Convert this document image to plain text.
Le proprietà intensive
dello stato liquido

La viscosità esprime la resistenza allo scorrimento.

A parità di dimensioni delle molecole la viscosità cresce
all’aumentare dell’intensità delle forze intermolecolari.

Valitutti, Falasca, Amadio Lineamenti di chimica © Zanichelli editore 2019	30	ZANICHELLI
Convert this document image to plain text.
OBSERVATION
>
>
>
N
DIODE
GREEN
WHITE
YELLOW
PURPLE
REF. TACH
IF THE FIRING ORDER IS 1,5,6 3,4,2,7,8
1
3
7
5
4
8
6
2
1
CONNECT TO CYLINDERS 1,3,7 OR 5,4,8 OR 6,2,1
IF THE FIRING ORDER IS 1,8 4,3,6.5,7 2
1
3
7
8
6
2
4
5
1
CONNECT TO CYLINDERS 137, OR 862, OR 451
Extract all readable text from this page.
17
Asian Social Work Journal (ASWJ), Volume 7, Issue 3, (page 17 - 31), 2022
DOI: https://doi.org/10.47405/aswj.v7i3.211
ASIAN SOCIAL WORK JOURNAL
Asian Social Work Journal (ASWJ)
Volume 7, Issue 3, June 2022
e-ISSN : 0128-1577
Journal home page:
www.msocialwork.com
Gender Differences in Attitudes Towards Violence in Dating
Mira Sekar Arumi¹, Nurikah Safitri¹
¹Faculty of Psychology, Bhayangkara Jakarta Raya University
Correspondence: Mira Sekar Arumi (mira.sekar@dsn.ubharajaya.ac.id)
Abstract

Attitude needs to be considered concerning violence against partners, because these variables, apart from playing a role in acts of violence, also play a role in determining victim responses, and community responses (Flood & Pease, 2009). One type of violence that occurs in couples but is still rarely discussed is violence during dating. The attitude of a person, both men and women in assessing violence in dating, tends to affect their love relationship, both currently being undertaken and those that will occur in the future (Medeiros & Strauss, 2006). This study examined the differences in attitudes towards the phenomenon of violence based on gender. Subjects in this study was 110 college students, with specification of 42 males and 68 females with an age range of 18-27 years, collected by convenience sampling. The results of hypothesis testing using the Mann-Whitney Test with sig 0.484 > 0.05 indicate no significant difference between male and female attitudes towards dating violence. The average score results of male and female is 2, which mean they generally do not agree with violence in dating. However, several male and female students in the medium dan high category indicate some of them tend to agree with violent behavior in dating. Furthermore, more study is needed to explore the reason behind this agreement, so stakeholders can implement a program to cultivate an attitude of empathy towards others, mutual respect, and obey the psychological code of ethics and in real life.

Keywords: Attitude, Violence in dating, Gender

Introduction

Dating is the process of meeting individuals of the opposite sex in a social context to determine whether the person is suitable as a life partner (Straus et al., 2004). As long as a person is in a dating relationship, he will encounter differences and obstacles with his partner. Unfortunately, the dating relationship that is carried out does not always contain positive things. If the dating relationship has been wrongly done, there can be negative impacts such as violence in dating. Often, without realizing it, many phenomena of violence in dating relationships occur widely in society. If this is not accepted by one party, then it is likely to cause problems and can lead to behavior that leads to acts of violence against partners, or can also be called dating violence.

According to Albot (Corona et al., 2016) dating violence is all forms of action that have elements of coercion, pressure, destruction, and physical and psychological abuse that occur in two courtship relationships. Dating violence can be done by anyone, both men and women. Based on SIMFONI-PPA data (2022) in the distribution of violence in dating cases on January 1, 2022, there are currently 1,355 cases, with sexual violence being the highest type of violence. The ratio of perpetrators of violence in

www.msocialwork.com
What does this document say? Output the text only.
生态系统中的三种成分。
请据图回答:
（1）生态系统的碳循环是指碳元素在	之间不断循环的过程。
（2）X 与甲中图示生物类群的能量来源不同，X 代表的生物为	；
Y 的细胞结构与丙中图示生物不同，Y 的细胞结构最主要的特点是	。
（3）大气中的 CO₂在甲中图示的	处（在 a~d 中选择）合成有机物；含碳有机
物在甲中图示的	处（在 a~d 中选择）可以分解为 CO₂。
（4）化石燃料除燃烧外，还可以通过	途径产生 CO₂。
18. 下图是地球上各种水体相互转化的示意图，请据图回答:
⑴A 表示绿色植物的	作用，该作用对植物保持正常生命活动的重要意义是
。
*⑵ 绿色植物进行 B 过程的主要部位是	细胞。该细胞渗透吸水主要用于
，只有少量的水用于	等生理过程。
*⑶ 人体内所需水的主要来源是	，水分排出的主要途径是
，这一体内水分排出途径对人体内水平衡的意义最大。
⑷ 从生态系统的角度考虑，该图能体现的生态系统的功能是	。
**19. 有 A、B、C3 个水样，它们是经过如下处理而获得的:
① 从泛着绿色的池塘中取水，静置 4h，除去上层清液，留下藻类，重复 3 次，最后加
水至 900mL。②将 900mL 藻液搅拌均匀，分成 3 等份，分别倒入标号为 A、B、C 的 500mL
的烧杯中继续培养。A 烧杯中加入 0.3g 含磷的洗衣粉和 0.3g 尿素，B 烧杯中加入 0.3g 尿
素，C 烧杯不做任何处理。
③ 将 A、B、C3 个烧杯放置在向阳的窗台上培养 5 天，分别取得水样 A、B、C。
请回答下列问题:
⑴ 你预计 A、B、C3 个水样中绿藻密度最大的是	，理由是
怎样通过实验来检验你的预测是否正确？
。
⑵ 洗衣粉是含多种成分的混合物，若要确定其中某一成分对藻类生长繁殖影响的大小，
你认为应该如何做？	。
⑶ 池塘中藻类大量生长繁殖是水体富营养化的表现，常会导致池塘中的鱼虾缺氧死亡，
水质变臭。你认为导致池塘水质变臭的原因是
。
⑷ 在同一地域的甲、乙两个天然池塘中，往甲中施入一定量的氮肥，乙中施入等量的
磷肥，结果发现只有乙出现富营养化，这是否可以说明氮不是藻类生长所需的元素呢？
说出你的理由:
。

=-=-=

__TASK DETAILS__. Identify and list each line with the word "delle".

__OUTPUT OF THE EXERCISE__.
A parità di dimensioni delle molecole la viscosità cresce
all’aumentare dell’intensità delle forze intermolecolari.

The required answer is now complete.